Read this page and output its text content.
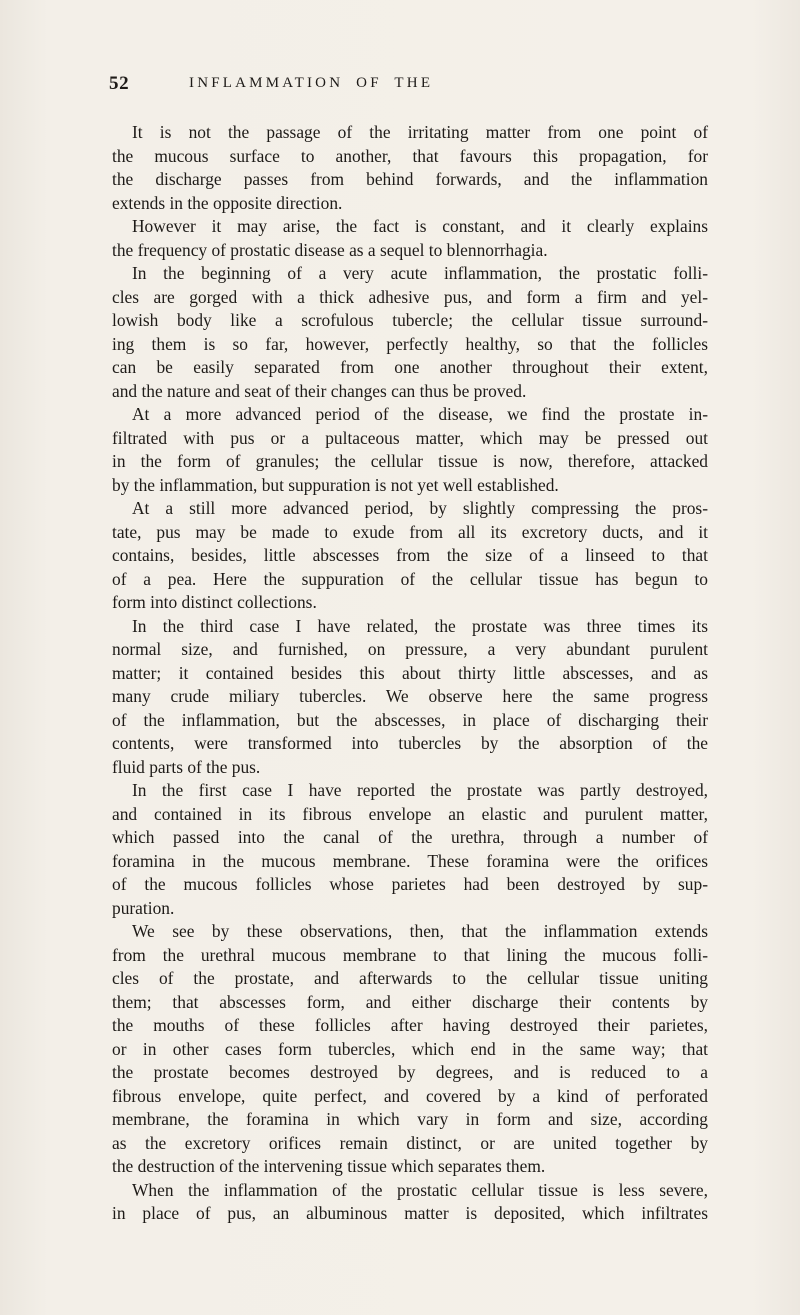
52	INFLAMMATION OF THE
It is not the passage of the irritating matter from one point of
the mucous surface to another, that favours this propagation, for
the discharge passes from behind forwards, and the inflammation
extends in the opposite direction.
However it may arise, the fact is constant, and it clearly explains
the frequency of prostatic disease as a sequel to blennorrhagia.
In the beginning of a very acute inflammation, the prostatic folli-
cles are gorged with a thick adhesive pus, and form a firm and yel-
lowish body like a scrofulous tubercle; the cellular tissue surround-
ing them is so far, however, perfectly healthy, so that the follicles
can be easily separated from one another throughout their extent,
and the nature and seat of their changes can thus be proved.
At a more advanced period of the disease, we find the prostate in-
filtrated with pus or a pultaceous matter, which may be pressed out
in the form of granules; the cellular tissue is now, therefore, attacked
by the inflammation, but suppuration is not yet well established.
At a still more advanced period, by slightly compressing the pros-
tate, pus may be made to exude from all its excretory ducts, and it
contains, besides, little abscesses from the size of a linseed to that
of a pea. Here the suppuration of the cellular tissue has begun to
form into distinct collections.
In the third case I have related, the prostate was three times its
normal size, and furnished, on pressure, a very abundant purulent
matter; it contained besides this about thirty little abscesses, and as
many crude miliary tubercles. We observe here the same progress
of the inflammation, but the abscesses, in place of discharging their
contents, were transformed into tubercles by the absorption of the
fluid parts of the pus.
In the first case I have reported the prostate was partly destroyed,
and contained in its fibrous envelope an elastic and purulent matter,
which passed into the canal of the urethra, through a number of
foramina in the mucous membrane. These foramina were the orifices
of the mucous follicles whose parietes had been destroyed by sup-
puration.
We see by these observations, then, that the inflammation extends
from the urethral mucous membrane to that lining the mucous folli-
cles of the prostate, and afterwards to the cellular tissue uniting
them; that abscesses form, and either discharge their contents by
the mouths of these follicles after having destroyed their parietes,
or in other cases form tubercles, which end in the same way; that
the prostate becomes destroyed by degrees, and is reduced to a
fibrous envelope, quite perfect, and covered by a kind of perforated
membrane, the foramina in which vary in form and size, according
as the excretory orifices remain distinct, or are united together by
the destruction of the intervening tissue which separates them.
When the inflammation of the prostatic cellular tissue is less severe,
in place of pus, an albuminous matter is deposited, which infiltrates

Work to be completed: Extract all lines that hold the word "excretory".

Solved exercise:
tate, pus may be made to exude from all its excretory ducts, and it
as the excretory orifices remain distinct, or are united together by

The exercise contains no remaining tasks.